::: PROVIDED DATA :::

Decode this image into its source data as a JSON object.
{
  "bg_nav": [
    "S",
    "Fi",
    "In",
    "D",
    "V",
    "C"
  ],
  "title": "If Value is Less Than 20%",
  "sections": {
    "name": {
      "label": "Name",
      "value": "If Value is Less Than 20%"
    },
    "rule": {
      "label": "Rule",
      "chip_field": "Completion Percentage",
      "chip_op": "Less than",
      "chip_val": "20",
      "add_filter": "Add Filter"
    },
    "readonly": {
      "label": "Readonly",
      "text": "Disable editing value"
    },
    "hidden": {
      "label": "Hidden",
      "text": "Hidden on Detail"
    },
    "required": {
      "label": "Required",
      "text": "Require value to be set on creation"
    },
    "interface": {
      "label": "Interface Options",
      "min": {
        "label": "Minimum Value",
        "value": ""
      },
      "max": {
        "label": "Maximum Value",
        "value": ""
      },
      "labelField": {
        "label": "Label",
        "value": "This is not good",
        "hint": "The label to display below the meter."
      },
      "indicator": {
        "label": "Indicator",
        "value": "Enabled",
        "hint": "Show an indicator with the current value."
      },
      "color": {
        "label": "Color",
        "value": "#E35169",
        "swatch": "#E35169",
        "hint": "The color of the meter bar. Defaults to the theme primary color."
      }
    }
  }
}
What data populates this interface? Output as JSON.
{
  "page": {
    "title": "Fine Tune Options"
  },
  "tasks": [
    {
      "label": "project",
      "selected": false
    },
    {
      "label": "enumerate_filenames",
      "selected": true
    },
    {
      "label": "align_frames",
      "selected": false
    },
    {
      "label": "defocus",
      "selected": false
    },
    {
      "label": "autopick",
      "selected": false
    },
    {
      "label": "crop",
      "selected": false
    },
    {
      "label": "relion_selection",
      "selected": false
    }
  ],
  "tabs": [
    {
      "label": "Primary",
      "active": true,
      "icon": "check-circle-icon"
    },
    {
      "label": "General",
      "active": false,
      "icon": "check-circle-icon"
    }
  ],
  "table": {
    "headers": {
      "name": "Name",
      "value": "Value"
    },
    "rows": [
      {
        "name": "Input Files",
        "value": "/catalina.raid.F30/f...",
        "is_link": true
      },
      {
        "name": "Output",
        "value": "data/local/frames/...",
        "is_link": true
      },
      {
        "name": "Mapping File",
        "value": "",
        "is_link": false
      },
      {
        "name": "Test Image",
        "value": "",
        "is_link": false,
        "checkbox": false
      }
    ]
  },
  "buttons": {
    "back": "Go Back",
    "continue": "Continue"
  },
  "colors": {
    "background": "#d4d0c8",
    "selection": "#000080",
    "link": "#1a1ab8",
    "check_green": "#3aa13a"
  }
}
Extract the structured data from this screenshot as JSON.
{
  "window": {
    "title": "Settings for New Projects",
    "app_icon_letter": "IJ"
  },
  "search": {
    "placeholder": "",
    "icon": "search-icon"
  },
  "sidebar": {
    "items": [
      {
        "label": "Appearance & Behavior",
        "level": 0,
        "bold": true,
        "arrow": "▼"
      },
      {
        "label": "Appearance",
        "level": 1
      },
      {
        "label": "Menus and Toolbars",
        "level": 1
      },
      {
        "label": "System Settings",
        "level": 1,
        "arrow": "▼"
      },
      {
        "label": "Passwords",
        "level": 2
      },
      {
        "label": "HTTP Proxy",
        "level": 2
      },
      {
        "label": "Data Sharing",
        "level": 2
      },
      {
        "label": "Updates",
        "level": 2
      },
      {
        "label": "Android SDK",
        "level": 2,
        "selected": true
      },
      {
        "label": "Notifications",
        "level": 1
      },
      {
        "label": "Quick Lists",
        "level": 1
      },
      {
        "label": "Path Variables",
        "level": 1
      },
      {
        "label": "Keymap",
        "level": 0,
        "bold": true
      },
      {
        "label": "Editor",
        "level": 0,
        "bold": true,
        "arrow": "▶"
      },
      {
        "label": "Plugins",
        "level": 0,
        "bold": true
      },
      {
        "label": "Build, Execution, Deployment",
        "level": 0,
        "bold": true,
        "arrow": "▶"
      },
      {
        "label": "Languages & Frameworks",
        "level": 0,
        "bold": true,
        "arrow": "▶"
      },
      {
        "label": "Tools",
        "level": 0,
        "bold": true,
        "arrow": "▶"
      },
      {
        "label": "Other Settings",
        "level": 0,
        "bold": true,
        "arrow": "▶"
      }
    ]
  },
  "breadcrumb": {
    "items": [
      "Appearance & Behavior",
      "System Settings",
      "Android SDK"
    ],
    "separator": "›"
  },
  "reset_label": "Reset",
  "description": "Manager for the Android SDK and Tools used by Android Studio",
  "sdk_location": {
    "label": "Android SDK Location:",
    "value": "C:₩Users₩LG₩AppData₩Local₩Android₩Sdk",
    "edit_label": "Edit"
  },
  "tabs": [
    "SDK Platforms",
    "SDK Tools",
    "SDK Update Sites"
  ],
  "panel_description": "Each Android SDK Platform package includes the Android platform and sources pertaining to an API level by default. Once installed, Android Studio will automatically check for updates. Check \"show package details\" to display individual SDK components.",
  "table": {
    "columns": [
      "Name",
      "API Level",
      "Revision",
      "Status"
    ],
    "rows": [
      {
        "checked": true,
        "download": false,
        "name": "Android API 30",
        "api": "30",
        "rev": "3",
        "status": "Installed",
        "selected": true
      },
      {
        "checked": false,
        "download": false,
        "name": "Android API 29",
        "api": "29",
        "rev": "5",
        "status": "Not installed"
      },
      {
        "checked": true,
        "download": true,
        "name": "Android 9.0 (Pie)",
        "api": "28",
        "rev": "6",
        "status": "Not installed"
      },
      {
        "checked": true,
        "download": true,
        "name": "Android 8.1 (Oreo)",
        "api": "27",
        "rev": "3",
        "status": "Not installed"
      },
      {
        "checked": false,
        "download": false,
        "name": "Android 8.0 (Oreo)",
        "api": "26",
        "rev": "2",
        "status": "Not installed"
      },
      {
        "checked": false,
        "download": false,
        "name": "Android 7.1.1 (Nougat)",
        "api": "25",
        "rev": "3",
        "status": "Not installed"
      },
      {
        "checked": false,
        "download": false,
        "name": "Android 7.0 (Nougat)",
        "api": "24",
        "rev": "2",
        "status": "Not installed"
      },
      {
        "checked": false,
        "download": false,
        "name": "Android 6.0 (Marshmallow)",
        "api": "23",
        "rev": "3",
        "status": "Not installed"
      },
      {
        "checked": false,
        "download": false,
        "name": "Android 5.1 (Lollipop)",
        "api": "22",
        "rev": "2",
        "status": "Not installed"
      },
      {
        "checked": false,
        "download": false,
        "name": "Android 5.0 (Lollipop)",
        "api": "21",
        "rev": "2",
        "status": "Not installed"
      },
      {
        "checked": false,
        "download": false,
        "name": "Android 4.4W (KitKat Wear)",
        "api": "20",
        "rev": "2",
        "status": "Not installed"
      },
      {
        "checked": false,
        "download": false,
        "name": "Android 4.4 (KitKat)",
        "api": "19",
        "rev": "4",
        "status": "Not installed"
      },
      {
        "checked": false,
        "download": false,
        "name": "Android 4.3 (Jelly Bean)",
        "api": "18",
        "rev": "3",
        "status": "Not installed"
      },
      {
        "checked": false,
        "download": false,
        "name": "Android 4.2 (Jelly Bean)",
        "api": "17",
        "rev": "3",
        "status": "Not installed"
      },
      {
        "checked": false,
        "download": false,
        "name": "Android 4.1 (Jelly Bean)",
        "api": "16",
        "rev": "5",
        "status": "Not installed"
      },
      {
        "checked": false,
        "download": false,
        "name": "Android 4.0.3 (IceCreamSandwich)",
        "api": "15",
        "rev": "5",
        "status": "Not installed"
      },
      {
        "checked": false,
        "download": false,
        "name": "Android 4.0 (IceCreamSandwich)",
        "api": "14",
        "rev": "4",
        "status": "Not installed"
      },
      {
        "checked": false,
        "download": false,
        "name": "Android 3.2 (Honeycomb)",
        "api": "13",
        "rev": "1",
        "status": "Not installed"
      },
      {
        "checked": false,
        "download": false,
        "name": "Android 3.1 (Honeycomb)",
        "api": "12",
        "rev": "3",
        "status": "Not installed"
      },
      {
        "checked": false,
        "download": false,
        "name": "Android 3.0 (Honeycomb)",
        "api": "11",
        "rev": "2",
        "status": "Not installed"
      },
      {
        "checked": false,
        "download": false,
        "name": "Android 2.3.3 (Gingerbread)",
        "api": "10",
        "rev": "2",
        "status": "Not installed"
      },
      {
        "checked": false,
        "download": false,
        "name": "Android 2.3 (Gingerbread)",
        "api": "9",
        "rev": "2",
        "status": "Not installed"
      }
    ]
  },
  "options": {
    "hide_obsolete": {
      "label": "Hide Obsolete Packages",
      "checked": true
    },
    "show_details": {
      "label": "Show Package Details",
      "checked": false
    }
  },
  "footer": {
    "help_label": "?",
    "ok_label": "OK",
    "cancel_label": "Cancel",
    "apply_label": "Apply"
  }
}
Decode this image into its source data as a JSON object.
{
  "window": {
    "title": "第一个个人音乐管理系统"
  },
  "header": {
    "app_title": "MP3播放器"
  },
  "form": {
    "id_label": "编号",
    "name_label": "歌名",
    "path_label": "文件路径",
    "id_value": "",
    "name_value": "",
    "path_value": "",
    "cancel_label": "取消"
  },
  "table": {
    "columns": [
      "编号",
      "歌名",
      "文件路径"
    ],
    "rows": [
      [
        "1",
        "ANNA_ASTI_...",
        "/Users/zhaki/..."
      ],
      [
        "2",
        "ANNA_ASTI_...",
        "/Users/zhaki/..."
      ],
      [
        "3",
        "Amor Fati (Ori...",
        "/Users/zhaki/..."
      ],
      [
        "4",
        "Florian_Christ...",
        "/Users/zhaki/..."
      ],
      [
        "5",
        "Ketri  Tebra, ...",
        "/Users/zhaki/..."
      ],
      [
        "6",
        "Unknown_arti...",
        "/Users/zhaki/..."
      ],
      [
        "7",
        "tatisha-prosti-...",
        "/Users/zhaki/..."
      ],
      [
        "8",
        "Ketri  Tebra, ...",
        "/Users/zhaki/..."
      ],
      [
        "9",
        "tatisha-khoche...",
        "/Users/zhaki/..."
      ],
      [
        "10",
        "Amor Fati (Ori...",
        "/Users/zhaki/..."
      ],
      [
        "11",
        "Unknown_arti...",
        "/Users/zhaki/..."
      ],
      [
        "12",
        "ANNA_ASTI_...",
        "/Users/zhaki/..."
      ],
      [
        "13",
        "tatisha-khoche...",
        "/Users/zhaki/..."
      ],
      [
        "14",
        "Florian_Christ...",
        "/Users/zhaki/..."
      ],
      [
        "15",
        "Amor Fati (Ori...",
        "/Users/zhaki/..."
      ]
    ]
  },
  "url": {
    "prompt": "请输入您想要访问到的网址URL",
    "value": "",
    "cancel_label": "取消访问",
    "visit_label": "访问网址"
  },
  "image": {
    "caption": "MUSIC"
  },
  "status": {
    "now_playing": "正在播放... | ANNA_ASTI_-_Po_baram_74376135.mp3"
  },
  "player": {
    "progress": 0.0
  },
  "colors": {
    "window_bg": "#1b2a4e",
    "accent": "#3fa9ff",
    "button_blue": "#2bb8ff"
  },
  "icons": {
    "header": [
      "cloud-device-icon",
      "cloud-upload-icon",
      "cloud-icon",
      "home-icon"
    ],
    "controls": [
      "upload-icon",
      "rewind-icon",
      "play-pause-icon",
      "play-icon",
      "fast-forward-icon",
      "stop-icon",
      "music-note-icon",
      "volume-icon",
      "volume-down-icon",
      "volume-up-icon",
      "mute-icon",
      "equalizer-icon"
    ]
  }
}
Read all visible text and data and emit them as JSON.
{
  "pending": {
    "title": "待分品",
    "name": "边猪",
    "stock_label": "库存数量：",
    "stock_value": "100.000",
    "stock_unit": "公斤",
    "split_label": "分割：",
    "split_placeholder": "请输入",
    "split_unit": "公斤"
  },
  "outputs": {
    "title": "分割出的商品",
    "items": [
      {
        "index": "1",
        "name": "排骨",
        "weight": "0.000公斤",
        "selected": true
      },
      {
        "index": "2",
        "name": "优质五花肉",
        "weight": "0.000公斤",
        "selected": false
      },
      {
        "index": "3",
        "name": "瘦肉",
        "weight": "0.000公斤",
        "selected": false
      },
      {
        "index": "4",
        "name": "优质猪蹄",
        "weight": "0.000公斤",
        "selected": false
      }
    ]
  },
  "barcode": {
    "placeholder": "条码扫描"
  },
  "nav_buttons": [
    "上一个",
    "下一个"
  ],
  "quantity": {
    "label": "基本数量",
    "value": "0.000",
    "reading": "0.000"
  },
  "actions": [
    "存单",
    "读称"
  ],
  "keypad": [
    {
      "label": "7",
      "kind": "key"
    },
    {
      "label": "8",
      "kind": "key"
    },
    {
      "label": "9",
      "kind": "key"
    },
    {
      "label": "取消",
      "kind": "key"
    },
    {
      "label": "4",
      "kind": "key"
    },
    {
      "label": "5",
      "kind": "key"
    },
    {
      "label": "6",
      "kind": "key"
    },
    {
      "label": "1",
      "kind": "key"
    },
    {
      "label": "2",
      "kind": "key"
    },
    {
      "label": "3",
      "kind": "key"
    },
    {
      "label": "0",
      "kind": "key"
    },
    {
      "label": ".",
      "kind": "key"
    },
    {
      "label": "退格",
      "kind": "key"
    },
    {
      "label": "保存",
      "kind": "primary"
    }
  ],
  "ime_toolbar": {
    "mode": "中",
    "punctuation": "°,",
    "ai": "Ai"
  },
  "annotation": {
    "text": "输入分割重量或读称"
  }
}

:::

■ **THE REQUEST**: Reply with nothing except the number of lines in the listing above that include the string "JSON".

■ **THE ANSWER**: 5